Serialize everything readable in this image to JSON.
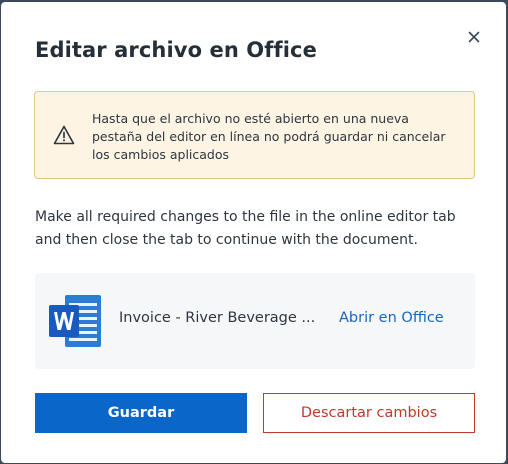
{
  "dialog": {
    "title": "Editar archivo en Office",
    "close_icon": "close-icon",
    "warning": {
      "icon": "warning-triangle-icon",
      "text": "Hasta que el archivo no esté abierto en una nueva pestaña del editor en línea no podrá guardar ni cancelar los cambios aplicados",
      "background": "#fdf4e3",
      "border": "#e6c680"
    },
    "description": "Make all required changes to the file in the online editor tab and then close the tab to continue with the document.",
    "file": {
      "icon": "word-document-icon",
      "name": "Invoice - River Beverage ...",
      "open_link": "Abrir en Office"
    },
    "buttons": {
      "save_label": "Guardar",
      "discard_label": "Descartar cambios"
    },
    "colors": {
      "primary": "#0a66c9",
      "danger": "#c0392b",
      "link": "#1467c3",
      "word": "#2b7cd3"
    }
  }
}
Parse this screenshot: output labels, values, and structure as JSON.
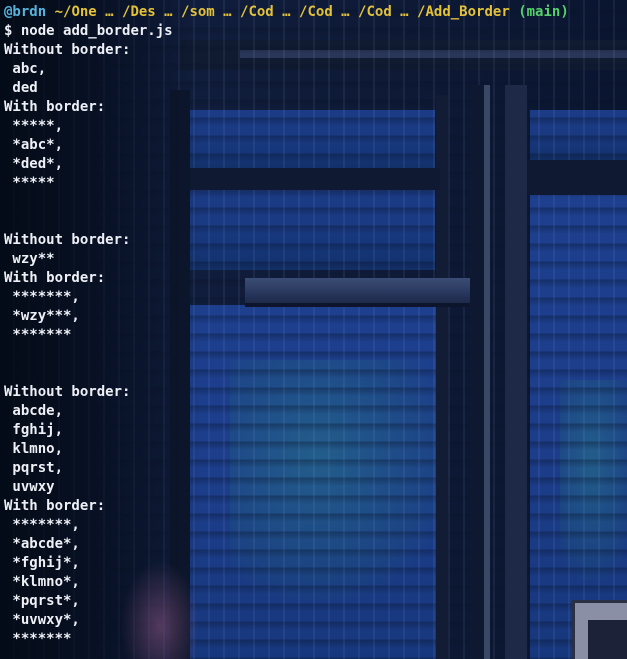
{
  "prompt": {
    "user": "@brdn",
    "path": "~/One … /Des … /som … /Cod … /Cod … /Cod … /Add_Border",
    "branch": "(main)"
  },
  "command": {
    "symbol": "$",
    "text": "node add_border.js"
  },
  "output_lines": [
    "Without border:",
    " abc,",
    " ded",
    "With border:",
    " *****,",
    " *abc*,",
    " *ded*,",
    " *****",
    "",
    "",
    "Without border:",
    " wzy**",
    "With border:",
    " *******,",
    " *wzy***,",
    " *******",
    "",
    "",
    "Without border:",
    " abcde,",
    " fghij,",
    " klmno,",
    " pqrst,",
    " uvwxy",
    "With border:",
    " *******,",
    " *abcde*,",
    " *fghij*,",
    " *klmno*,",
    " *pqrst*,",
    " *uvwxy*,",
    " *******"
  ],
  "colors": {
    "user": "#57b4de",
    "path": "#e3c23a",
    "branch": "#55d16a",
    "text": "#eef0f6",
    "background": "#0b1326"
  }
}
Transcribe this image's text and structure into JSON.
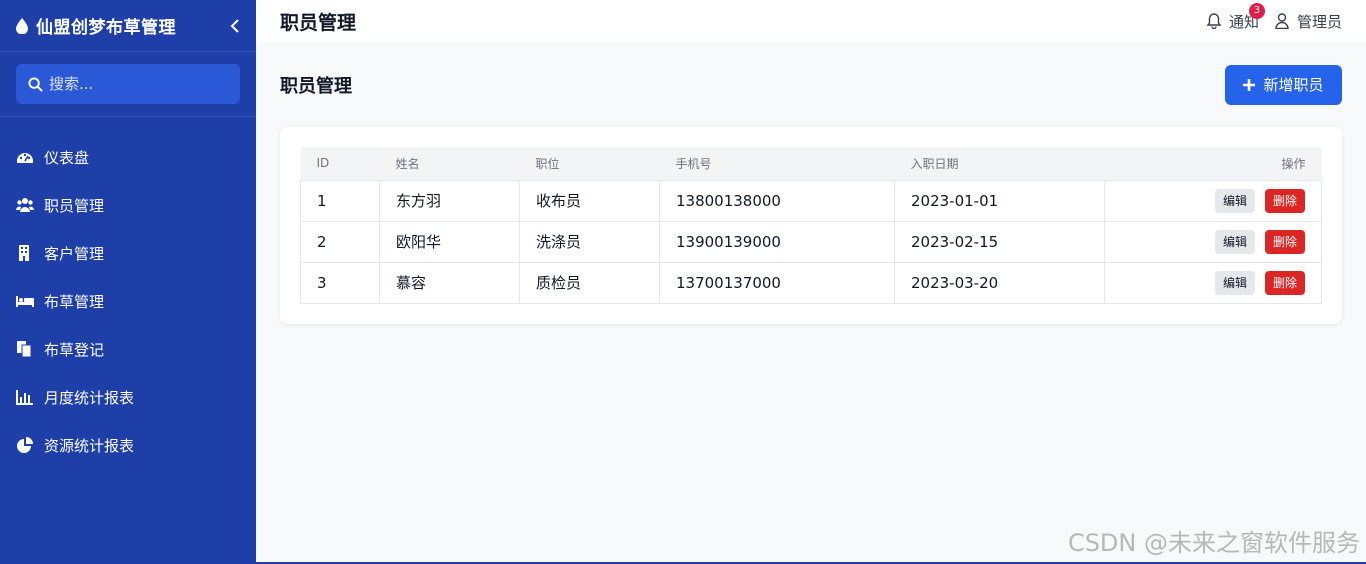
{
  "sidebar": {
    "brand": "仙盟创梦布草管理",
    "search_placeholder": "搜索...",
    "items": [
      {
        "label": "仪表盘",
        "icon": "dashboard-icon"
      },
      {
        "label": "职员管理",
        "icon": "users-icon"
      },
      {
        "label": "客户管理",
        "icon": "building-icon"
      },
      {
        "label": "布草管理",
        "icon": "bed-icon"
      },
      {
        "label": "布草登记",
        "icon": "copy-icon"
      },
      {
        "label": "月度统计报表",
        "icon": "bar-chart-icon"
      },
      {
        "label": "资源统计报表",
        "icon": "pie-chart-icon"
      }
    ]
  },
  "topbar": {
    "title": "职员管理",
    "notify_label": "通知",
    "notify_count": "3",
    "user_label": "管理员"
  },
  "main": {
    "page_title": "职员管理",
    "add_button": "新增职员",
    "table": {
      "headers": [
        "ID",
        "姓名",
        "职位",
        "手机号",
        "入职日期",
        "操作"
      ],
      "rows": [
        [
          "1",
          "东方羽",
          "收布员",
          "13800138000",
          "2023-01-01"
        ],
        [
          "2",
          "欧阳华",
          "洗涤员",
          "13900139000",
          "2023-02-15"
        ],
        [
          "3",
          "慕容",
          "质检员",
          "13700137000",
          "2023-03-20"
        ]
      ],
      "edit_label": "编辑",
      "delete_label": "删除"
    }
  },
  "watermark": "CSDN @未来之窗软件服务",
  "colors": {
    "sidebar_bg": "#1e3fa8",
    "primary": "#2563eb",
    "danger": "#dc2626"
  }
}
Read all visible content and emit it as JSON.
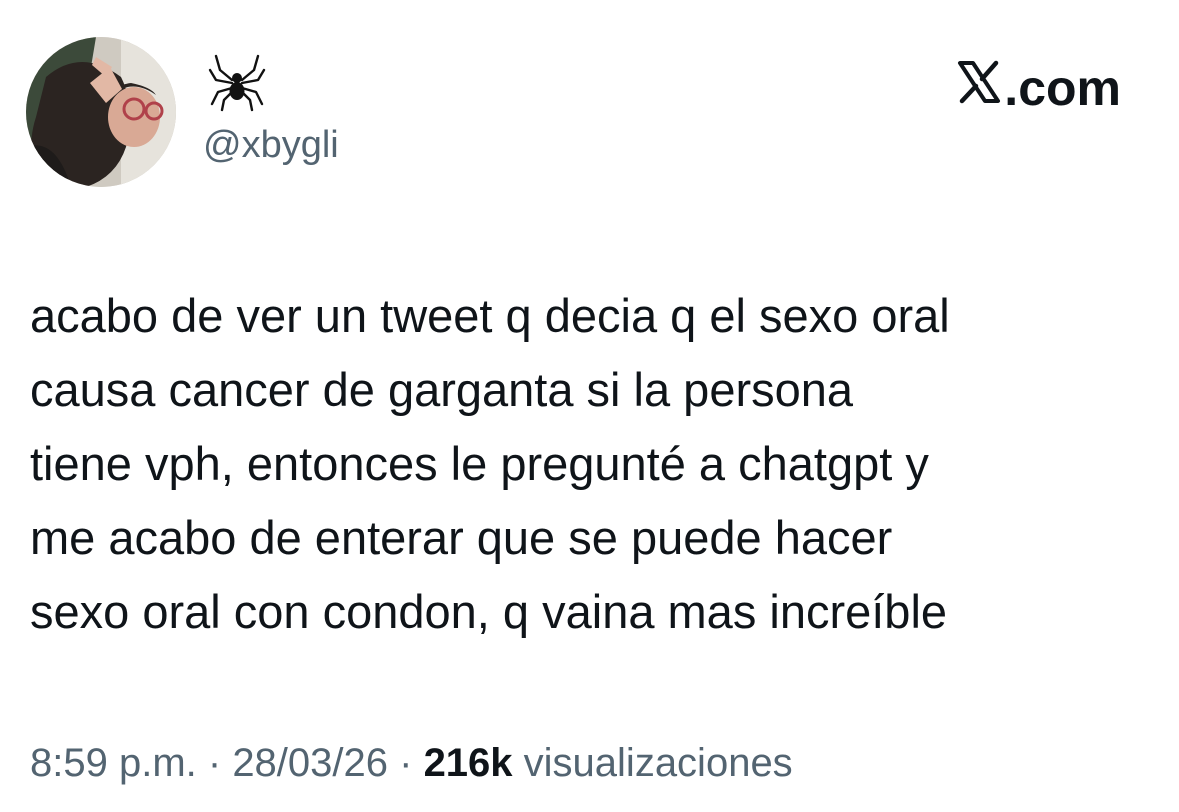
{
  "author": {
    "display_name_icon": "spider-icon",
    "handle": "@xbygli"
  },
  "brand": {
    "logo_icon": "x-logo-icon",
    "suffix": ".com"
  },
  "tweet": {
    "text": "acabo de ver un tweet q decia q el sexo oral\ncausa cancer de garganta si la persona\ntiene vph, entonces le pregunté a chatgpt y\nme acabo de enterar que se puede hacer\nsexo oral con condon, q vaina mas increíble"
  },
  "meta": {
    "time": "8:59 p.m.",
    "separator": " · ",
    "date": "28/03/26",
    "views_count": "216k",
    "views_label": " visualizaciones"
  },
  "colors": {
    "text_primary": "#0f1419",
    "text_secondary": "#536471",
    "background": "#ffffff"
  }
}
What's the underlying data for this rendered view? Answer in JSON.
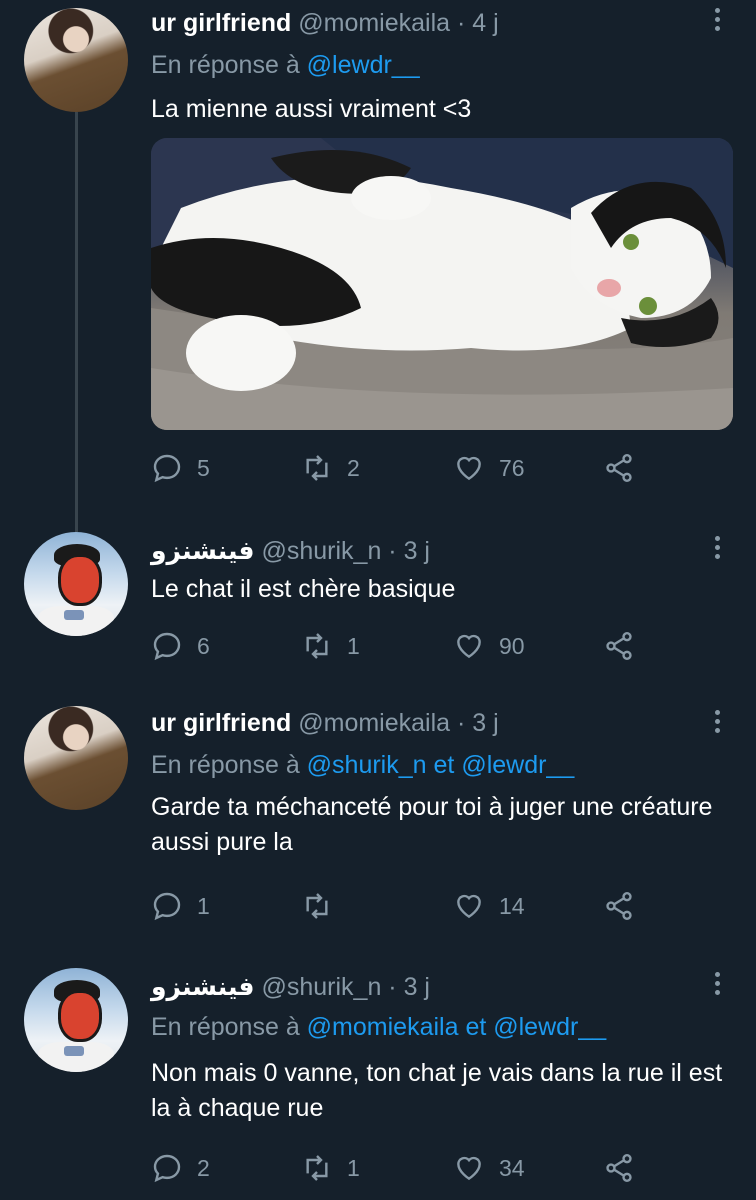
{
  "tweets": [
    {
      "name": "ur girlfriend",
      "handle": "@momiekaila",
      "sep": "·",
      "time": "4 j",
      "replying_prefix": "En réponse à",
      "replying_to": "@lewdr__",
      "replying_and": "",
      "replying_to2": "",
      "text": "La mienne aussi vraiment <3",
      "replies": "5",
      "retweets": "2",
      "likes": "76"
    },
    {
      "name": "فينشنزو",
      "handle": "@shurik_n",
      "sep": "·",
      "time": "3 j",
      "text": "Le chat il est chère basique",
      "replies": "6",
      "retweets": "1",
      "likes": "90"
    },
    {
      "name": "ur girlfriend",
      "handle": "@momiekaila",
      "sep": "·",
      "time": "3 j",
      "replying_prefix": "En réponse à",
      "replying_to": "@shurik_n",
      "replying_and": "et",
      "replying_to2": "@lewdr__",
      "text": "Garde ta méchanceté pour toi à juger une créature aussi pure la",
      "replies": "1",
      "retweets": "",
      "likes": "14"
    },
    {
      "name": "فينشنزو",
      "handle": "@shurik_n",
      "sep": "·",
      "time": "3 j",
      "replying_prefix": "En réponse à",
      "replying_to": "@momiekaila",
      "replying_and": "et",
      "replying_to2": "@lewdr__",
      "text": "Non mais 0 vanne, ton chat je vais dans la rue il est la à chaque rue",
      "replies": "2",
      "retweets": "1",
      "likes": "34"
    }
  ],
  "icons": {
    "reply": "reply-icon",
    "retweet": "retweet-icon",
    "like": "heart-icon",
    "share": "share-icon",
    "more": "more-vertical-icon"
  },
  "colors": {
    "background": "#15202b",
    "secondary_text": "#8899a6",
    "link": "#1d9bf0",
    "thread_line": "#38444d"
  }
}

┄┄┄┄┄┄

• GOAL: Can you restate all the records above word for word while dropping the pictures?

• CORRECT OUTPUT:
Serialize everything readable in this image to JSON.
{
  "dialog": {
    "title": "Editar archivo en Office",
    "close_icon": "close-icon",
    "warning": {
      "icon": "warning-triangle-icon",
      "text": "Hasta que el archivo no esté abierto en una nueva pestaña del editor en línea no podrá guardar ni cancelar los cambios aplicados",
      "background": "#fdf4e3",
      "border": "#e6c680"
    },
    "description": "Make all required changes to the file in the online editor tab and then close the tab to continue with the document.",
    "file": {
      "icon": "word-document-icon",
      "name": "Invoice - River Beverage ...",
      "open_link": "Abrir en Office"
    },
    "buttons": {
      "save_label": "Guardar",
      "discard_label": "Descartar cambios"
    },
    "colors": {
      "primary": "#0a66c9",
      "danger": "#c0392b",
      "link": "#1467c3",
      "word": "#2b7cd3"
    }
  }
}
Parse this screenshot: output labels, values, and structure as JSON.
{
  "prompt": {
    "user": "@brdn",
    "path": "~/One … /Des … /som … /Cod … /Cod … /Cod … /Add_Border",
    "branch": "(main)"
  },
  "command": {
    "symbol": "$",
    "text": "node add_border.js"
  },
  "output_lines": [
    "Without border:",
    " abc,",
    " ded",
    "With border:",
    " *****,",
    " *abc*,",
    " *ded*,",
    " *****",
    "",
    "",
    "Without border:",
    " wzy**",
    "With border:",
    " *******,",
    " *wzy***,",
    " *******",
    "",
    "",
    "Without border:",
    " abcde,",
    " fghij,",
    " klmno,",
    " pqrst,",
    " uvwxy",
    "With border:",
    " *******,",
    " *abcde*,",
    " *fghij*,",
    " *klmno*,",
    " *pqrst*,",
    " *uvwxy*,",
    " *******"
  ],
  "colors": {
    "user": "#57b4de",
    "path": "#e3c23a",
    "branch": "#55d16a",
    "text": "#eef0f6",
    "background": "#0b1326"
  }
}
Transcribe this image's text and structure into JSON.
{
  "sidebar": {
    "brand": "仙盟创梦布草管理",
    "search_placeholder": "搜索...",
    "items": [
      {
        "label": "仪表盘",
        "icon": "dashboard-icon"
      },
      {
        "label": "职员管理",
        "icon": "users-icon"
      },
      {
        "label": "客户管理",
        "icon": "building-icon"
      },
      {
        "label": "布草管理",
        "icon": "bed-icon"
      },
      {
        "label": "布草登记",
        "icon": "copy-icon"
      },
      {
        "label": "月度统计报表",
        "icon": "bar-chart-icon"
      },
      {
        "label": "资源统计报表",
        "icon": "pie-chart-icon"
      }
    ]
  },
  "topbar": {
    "title": "职员管理",
    "notify_label": "通知",
    "notify_count": "3",
    "user_label": "管理员"
  },
  "main": {
    "page_title": "职员管理",
    "add_button": "新增职员",
    "table": {
      "headers": [
        "ID",
        "姓名",
        "职位",
        "手机号",
        "入职日期",
        "操作"
      ],
      "rows": [
        [
          "1",
          "东方羽",
          "收布员",
          "13800138000",
          "2023-01-01"
        ],
        [
          "2",
          "欧阳华",
          "洗涤员",
          "13900139000",
          "2023-02-15"
        ],
        [
          "3",
          "慕容",
          "质检员",
          "13700137000",
          "2023-03-20"
        ]
      ],
      "edit_label": "编辑",
      "delete_label": "删除"
    }
  },
  "watermark": "CSDN @未来之窗软件服务",
  "colors": {
    "sidebar_bg": "#1e3fa8",
    "primary": "#2563eb",
    "danger": "#dc2626"
  }
}
Read all visible content and emit it as JSON.
{
  "author": {
    "display_name_icon": "spider-icon",
    "handle": "@xbygli"
  },
  "brand": {
    "logo_icon": "x-logo-icon",
    "suffix": ".com"
  },
  "tweet": {
    "text": "acabo de ver un tweet q decia q el sexo oral\ncausa cancer de garganta si la persona\ntiene vph, entonces le pregunté a chatgpt y\nme acabo de enterar que se puede hacer\nsexo oral con condon, q vaina mas increíble"
  },
  "meta": {
    "time": "8:59 p.m.",
    "separator": " · ",
    "date": "28/03/26",
    "views_count": "216k",
    "views_label": " visualizaciones"
  },
  "colors": {
    "text_primary": "#0f1419",
    "text_secondary": "#536471",
    "background": "#ffffff"
  }
}
What's the underlying data for this rendered view? Answer in JSON.
{
  "tweets": [
    {
      "name": "ur girlfriend",
      "handle": "@momiekaila",
      "sep": "·",
      "time": "4 j",
      "replying_prefix": "En réponse à",
      "replying_to": "@lewdr__",
      "replying_and": "",
      "replying_to2": "",
      "text": "La mienne aussi vraiment <3",
      "replies": "5",
      "retweets": "2",
      "likes": "76"
    },
    {
      "name": "فينشنزو",
      "handle": "@shurik_n",
      "sep": "·",
      "time": "3 j",
      "text": "Le chat il est chère basique",
      "replies": "6",
      "retweets": "1",
      "likes": "90"
    },
    {
      "name": "ur girlfriend",
      "handle": "@momiekaila",
      "sep": "·",
      "time": "3 j",
      "replying_prefix": "En réponse à",
      "replying_to": "@shurik_n",
      "replying_and": "et",
      "replying_to2": "@lewdr__",
      "text": "Garde ta méchanceté pour toi à juger une créature aussi pure la",
      "replies": "1",
      "retweets": "",
      "likes": "14"
    },
    {
      "name": "فينشنزو",
      "handle": "@shurik_n",
      "sep": "·",
      "time": "3 j",
      "replying_prefix": "En réponse à",
      "replying_to": "@momiekaila",
      "replying_and": "et",
      "replying_to2": "@lewdr__",
      "text": "Non mais 0 vanne, ton chat je vais dans la rue il est la à chaque rue",
      "replies": "2",
      "retweets": "1",
      "likes": "34"
    }
  ],
  "icons": {
    "reply": "reply-icon",
    "retweet": "retweet-icon",
    "like": "heart-icon",
    "share": "share-icon",
    "more": "more-vertical-icon"
  },
  "colors": {
    "background": "#15202b",
    "secondary_text": "#8899a6",
    "link": "#1d9bf0",
    "thread_line": "#38444d"
  }
}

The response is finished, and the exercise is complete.